*To do:* Pictures aside, write out every record exactly as it appears.

*Data lines:*
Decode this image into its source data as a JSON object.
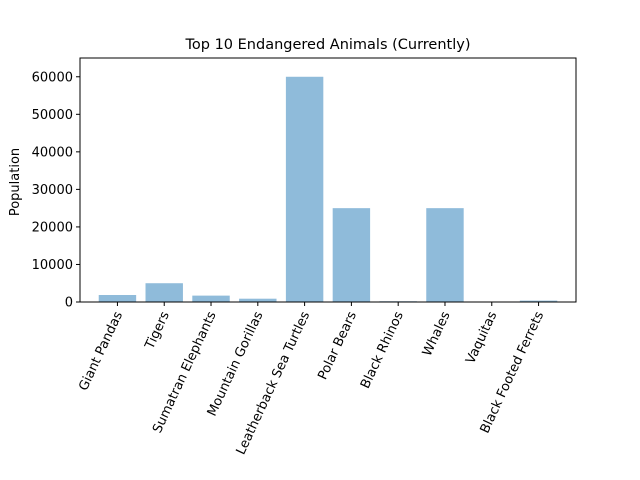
{
  "chart_data": {
    "type": "bar",
    "title": "Top 10 Endangered Animals (Currently)",
    "xlabel": "",
    "ylabel": "Population",
    "categories": [
      "Giant Pandas",
      "Tigers",
      "Sumatran Elephants",
      "Mountain Gorillas",
      "Leatherback Sea Turtles",
      "Polar Bears",
      "Black Rhinos",
      "Whales",
      "Vaquitas",
      "Black Footed Ferrets"
    ],
    "values": [
      1864,
      5000,
      1700,
      880,
      60000,
      25000,
      200,
      25000,
      30,
      370
    ],
    "ylim": [
      0,
      65000
    ],
    "yticks": [
      0,
      10000,
      20000,
      30000,
      40000,
      50000,
      60000
    ],
    "ytick_labels": [
      "0",
      "10000",
      "20000",
      "30000",
      "40000",
      "50000",
      "60000"
    ],
    "bar_color": "#8fbbda",
    "grid": false,
    "legend": "none"
  }
}
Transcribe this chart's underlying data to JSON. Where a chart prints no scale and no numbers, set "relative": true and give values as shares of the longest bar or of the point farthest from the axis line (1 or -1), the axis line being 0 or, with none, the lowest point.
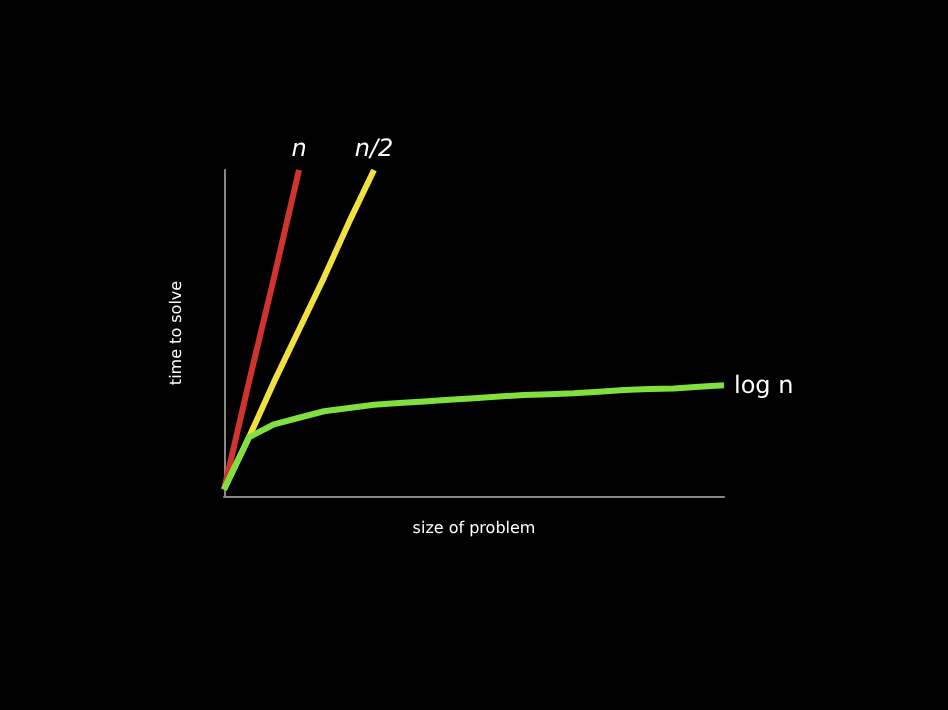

*Result of the exercise:*
Decode this image into its source data as a JSON object.
{
  "chart_data": {
    "type": "bar",
    "title": "Top 10 Endangered Animals (Currently)",
    "xlabel": "",
    "ylabel": "Population",
    "categories": [
      "Giant Pandas",
      "Tigers",
      "Sumatran Elephants",
      "Mountain Gorillas",
      "Leatherback Sea Turtles",
      "Polar Bears",
      "Black Rhinos",
      "Whales",
      "Vaquitas",
      "Black Footed Ferrets"
    ],
    "values": [
      1864,
      5000,
      1700,
      880,
      60000,
      25000,
      200,
      25000,
      30,
      370
    ],
    "ylim": [
      0,
      65000
    ],
    "yticks": [
      0,
      10000,
      20000,
      30000,
      40000,
      50000,
      60000
    ],
    "ytick_labels": [
      "0",
      "10000",
      "20000",
      "30000",
      "40000",
      "50000",
      "60000"
    ],
    "bar_color": "#8fbbda",
    "grid": false,
    "legend": "none"
  }
}
Transcribe this chart's underlying data to JSON. Where a chart prints no scale and no numbers, set "relative": true and give values as shares of the longest bar or of the point farthest from the axis line (1 or -1), the axis line being 0 or, with none, the lowest point.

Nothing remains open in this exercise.